▶ [DATASET ROWS]
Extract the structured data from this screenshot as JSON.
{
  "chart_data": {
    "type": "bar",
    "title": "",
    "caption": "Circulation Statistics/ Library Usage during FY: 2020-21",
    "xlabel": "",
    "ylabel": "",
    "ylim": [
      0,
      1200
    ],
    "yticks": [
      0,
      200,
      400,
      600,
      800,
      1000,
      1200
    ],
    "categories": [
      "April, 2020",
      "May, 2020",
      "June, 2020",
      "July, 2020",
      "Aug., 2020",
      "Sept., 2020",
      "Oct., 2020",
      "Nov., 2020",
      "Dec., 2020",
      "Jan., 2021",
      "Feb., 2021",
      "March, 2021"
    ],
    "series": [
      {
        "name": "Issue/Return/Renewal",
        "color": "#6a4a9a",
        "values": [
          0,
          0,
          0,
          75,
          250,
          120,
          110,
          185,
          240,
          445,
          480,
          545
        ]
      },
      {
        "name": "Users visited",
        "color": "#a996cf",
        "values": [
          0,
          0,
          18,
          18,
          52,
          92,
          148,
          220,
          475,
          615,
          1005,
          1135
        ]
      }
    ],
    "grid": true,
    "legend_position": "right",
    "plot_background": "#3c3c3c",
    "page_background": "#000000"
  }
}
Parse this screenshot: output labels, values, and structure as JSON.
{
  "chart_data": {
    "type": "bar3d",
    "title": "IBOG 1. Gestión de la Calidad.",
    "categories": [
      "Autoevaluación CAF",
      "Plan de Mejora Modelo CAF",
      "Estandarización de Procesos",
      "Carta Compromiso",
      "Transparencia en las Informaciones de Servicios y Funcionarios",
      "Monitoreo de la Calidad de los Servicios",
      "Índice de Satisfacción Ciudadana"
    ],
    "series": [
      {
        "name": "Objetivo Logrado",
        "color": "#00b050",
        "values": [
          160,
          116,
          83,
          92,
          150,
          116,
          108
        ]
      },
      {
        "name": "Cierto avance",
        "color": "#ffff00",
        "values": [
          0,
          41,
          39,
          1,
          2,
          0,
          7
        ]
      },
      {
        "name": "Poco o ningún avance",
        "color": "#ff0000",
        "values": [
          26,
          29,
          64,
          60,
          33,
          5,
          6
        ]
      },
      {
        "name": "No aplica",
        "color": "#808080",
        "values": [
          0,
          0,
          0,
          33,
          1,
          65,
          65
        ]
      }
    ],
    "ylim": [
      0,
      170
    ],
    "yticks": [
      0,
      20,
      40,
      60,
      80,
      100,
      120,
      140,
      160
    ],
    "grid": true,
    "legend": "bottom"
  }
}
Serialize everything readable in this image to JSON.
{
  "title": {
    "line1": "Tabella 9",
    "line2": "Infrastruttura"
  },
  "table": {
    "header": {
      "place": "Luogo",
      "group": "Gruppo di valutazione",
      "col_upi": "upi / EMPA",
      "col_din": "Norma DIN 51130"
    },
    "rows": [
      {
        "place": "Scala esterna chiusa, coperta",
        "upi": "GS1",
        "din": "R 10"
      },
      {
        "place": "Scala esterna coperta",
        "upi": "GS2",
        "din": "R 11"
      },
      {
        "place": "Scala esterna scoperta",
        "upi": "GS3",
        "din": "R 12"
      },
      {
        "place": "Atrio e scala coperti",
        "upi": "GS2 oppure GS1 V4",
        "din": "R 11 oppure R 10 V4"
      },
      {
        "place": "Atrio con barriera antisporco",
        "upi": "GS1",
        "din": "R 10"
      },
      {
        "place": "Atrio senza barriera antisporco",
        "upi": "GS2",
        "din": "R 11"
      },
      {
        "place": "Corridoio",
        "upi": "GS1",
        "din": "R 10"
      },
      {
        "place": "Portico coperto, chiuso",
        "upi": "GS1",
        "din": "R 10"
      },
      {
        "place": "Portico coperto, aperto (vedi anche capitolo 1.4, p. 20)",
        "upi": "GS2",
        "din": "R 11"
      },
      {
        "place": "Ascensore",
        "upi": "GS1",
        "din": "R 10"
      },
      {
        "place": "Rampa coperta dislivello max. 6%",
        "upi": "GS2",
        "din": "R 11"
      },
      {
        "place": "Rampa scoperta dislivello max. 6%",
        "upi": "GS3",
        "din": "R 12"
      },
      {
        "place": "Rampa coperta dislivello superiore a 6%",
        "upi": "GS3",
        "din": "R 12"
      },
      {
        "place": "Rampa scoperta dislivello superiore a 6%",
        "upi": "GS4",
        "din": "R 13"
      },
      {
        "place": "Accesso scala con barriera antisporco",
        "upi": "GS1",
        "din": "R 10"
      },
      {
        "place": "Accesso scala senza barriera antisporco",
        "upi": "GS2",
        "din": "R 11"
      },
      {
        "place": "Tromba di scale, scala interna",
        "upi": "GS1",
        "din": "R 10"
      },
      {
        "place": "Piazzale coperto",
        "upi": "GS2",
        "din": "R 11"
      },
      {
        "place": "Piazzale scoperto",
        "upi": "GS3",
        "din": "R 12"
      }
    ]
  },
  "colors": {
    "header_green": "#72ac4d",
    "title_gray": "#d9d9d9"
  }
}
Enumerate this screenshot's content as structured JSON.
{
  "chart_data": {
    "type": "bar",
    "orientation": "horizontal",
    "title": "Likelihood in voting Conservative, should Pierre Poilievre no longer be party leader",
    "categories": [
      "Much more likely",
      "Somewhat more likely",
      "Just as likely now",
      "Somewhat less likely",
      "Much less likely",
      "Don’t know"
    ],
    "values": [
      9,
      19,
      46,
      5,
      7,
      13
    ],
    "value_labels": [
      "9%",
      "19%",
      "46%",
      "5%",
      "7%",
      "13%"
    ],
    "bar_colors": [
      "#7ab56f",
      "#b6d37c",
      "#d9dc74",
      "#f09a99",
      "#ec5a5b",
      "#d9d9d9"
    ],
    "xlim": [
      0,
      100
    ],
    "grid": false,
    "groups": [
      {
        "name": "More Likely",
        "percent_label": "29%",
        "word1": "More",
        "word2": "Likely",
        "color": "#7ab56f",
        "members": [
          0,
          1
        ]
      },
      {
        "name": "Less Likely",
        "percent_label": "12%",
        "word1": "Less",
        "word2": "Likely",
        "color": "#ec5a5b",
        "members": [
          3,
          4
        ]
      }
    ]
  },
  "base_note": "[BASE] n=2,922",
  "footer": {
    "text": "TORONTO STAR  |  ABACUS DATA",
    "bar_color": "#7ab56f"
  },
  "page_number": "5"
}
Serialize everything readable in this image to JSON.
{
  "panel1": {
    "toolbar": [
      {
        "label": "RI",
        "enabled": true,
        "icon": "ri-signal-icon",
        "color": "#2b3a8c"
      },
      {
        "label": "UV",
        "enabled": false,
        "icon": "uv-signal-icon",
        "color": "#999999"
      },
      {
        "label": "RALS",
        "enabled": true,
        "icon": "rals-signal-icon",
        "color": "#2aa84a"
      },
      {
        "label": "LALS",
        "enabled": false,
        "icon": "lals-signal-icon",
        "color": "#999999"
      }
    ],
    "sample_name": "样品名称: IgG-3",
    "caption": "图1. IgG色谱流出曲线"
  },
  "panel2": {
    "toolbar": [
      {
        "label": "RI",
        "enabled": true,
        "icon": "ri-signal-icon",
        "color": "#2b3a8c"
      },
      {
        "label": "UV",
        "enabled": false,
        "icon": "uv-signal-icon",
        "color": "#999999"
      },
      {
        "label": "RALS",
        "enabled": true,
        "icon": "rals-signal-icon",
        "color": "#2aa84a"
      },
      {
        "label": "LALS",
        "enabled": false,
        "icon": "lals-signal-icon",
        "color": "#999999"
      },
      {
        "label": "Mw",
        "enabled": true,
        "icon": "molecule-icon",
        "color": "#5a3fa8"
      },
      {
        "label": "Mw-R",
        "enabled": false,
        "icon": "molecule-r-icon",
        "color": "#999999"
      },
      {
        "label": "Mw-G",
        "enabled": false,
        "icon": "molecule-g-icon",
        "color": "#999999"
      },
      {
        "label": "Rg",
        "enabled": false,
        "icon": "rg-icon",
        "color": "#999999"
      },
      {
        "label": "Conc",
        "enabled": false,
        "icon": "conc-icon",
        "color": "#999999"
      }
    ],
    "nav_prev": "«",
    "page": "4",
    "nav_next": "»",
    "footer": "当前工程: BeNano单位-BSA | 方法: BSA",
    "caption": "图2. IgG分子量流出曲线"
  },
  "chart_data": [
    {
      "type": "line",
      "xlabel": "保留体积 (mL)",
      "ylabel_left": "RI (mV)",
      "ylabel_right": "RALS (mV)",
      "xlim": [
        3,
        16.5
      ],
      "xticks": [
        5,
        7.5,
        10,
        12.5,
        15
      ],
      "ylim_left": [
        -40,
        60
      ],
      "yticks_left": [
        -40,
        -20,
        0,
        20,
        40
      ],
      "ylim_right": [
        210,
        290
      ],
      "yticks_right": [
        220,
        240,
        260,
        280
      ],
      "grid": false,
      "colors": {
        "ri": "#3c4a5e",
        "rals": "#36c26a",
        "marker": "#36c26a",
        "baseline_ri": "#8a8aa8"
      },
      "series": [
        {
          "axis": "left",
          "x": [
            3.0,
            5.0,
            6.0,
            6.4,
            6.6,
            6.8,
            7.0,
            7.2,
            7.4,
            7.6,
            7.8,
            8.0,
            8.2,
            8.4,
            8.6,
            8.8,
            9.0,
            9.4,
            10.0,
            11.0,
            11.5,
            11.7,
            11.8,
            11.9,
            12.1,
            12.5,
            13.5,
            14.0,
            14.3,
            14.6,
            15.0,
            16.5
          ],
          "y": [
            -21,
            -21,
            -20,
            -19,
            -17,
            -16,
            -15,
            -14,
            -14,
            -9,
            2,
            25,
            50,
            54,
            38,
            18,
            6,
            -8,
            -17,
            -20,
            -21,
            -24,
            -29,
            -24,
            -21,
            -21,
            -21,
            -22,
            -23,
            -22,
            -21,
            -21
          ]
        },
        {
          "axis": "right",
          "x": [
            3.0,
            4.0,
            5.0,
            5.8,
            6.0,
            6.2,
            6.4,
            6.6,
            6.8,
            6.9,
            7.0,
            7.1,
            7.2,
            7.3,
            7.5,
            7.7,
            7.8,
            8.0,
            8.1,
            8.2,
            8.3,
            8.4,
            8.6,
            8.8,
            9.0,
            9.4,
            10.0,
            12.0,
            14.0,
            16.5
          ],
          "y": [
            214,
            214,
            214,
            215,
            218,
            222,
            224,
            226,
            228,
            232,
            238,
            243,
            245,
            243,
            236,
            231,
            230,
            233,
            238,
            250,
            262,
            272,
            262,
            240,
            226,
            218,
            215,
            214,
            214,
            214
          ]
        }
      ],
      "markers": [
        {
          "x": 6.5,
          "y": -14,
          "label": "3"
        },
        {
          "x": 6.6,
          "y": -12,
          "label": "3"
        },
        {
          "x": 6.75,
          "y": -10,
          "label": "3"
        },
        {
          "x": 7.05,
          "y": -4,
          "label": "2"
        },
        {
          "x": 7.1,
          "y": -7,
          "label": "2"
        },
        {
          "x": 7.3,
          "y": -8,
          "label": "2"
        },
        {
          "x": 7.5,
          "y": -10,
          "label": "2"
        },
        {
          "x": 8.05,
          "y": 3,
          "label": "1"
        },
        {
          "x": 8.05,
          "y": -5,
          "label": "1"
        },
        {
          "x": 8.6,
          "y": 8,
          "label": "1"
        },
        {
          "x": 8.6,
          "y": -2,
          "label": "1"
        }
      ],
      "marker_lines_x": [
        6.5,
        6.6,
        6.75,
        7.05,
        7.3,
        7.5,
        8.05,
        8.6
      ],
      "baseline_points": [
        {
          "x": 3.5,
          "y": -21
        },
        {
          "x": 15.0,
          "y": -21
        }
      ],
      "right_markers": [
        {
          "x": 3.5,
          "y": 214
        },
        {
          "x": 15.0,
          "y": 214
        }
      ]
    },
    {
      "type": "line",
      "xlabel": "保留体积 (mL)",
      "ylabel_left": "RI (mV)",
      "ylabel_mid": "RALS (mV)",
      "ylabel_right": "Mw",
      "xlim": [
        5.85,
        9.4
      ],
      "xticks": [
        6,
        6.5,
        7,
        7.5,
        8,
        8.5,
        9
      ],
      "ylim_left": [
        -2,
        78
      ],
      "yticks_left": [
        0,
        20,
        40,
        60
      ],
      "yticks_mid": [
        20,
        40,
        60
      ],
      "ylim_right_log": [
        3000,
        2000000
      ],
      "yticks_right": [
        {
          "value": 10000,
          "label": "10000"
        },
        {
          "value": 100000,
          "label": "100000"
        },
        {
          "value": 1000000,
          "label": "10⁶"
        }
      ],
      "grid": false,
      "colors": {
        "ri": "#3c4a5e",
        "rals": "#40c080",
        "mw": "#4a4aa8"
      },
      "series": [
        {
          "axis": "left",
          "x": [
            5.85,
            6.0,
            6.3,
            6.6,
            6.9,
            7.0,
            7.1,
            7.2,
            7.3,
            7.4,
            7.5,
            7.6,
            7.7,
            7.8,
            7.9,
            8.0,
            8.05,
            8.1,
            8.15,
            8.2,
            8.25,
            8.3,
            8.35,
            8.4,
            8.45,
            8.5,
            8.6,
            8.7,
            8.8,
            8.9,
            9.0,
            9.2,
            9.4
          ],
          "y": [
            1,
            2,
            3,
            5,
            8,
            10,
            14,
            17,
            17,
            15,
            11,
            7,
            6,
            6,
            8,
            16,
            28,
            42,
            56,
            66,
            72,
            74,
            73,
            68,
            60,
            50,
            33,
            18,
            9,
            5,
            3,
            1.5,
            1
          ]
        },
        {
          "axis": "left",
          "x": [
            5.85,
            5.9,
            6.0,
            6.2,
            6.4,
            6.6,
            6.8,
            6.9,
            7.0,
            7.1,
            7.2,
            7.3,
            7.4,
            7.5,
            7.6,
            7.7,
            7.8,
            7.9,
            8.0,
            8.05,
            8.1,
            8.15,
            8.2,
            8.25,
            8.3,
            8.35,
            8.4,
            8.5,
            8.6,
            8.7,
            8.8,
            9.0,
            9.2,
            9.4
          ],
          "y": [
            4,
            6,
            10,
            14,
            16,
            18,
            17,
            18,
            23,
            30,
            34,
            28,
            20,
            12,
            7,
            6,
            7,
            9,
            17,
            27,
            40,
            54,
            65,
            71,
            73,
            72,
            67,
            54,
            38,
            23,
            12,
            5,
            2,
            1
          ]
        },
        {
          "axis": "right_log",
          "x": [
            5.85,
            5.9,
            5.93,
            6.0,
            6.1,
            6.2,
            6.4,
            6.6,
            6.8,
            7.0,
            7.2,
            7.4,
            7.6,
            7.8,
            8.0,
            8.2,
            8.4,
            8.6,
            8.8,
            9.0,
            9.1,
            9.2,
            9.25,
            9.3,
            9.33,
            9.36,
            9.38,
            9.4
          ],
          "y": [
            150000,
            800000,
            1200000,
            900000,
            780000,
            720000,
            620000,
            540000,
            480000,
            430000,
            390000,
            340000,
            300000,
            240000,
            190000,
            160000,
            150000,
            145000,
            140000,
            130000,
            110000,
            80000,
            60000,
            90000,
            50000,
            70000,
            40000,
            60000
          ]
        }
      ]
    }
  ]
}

▶ [WHAT TO PRODUCE] In how many lines of the data does the string "dislivello" appear? Give only the number.

▶ [ANSWER TO THE EXERCISE] 4